** BEGIN **

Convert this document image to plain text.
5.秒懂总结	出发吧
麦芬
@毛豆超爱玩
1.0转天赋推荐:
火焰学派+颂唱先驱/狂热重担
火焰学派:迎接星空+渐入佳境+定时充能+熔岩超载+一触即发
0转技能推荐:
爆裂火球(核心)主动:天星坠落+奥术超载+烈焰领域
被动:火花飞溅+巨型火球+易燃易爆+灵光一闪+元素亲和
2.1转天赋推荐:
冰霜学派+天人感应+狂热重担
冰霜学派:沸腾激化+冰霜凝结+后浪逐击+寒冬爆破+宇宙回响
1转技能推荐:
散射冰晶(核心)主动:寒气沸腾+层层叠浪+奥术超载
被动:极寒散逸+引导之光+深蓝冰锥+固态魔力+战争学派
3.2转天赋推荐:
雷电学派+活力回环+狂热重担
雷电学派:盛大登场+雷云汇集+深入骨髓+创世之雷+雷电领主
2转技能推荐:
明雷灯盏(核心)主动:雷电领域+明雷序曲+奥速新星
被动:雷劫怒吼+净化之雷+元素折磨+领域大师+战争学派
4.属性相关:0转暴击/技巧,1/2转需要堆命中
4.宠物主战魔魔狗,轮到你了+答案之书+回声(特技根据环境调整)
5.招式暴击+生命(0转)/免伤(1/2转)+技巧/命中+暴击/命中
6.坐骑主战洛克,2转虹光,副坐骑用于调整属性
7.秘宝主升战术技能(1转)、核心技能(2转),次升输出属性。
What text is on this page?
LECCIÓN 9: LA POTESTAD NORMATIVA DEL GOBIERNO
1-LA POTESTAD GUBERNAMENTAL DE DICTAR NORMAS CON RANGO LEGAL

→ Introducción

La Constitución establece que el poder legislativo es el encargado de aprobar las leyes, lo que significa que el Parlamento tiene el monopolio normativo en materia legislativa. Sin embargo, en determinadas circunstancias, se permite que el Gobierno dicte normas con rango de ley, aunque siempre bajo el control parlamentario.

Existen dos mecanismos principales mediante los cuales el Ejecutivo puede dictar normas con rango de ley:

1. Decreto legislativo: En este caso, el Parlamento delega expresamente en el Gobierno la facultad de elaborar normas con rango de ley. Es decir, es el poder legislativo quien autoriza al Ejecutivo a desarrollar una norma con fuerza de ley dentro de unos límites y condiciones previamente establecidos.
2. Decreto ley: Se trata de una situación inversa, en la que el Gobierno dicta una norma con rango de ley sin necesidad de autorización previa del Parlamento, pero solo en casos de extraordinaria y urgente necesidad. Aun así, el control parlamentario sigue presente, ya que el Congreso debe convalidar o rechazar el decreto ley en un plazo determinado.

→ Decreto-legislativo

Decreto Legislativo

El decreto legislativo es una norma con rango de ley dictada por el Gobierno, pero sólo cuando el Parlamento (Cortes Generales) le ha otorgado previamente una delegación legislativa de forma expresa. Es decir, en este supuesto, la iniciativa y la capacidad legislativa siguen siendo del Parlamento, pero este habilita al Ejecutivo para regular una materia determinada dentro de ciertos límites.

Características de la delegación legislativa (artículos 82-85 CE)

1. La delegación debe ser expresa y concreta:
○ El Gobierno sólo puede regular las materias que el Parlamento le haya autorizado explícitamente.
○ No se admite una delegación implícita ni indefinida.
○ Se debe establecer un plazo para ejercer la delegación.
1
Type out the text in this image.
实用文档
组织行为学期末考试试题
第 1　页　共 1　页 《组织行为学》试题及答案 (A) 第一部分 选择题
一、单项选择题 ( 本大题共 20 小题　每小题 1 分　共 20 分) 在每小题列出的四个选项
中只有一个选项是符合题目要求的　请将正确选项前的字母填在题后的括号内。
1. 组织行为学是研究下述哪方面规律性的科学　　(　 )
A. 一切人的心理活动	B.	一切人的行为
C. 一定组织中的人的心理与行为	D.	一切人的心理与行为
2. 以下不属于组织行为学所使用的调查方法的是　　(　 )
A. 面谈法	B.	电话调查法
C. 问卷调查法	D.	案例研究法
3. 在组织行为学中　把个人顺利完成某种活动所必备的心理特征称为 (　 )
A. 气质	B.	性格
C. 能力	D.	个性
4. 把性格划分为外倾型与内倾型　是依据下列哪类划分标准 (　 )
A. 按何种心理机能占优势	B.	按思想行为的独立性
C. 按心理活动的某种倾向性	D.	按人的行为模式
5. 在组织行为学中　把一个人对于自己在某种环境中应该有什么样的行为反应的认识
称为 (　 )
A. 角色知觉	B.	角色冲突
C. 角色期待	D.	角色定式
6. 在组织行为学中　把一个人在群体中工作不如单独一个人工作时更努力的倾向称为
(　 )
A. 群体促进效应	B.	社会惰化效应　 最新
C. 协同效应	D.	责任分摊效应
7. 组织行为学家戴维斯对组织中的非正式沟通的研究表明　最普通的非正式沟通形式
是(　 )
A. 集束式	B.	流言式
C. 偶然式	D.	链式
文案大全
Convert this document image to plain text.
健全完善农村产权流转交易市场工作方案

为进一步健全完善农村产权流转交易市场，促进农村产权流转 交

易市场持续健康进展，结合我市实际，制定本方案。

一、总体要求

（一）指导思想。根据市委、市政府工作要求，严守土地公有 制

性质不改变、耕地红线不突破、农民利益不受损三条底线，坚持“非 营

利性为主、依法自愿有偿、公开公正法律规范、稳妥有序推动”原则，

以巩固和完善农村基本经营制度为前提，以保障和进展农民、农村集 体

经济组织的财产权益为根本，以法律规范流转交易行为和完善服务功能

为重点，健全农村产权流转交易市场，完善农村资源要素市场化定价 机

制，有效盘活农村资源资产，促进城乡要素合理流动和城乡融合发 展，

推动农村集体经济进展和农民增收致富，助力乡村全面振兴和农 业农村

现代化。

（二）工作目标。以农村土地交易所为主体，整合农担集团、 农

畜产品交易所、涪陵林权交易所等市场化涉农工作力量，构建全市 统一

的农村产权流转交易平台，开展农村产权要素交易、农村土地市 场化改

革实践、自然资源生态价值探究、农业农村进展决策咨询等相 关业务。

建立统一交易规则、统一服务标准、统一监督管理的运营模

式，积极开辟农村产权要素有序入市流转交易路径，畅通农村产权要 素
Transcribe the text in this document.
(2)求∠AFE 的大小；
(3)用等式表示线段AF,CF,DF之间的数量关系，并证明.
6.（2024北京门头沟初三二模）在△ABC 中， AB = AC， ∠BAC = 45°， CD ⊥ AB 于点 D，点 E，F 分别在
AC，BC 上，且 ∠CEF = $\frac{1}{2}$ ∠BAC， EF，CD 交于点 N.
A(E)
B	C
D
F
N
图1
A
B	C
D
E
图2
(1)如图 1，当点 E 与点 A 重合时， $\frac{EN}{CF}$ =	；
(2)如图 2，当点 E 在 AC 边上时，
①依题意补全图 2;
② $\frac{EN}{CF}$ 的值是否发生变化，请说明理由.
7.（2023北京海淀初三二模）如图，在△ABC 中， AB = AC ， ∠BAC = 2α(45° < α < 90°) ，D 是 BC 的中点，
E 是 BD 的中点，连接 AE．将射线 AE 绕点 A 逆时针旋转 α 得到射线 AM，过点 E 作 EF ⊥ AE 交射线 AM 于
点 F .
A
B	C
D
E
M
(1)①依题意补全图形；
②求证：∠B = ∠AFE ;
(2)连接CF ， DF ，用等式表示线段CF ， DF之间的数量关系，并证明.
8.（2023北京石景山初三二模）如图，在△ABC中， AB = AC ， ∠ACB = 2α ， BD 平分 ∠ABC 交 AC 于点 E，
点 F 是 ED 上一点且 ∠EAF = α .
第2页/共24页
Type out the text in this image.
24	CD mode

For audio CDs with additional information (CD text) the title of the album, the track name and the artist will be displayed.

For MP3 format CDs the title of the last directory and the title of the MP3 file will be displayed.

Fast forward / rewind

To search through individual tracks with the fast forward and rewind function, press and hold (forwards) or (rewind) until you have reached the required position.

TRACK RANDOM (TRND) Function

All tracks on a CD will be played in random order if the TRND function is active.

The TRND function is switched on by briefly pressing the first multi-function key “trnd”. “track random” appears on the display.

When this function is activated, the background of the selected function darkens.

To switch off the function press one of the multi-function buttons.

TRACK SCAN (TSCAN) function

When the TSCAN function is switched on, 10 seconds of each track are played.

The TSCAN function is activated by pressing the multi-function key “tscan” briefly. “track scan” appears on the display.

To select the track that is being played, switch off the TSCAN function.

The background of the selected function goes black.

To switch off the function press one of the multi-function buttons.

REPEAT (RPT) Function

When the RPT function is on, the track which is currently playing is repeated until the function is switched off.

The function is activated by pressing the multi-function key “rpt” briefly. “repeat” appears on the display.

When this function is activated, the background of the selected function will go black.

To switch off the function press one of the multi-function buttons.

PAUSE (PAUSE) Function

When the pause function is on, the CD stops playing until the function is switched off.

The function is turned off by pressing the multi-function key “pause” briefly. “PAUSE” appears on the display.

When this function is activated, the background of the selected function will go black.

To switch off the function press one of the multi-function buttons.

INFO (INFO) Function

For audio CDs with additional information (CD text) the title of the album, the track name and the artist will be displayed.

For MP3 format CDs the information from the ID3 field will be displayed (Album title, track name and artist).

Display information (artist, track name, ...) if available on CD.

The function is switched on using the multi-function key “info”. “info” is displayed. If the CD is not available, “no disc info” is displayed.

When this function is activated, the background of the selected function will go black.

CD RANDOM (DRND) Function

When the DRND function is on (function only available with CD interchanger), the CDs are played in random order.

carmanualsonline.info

** END **

▸ Required task
Read through the entries and copy each line in which "plazo" appears.

▸ Answer to the task
2. Decreto ley: Se trata de una situación inversa, en la que el Gobierno dicta una norma con rango de ley sin necesidad de autorización previa del Parlamento, pero solo en casos de extraordinaria y urgente necesidad. Aun así, el control parlamentario sigue presente, ya que el Congreso debe convalidar o rechazar el decreto ley en un plazo determinado.
○ Se debe establecer un plazo para ejercer la delegación.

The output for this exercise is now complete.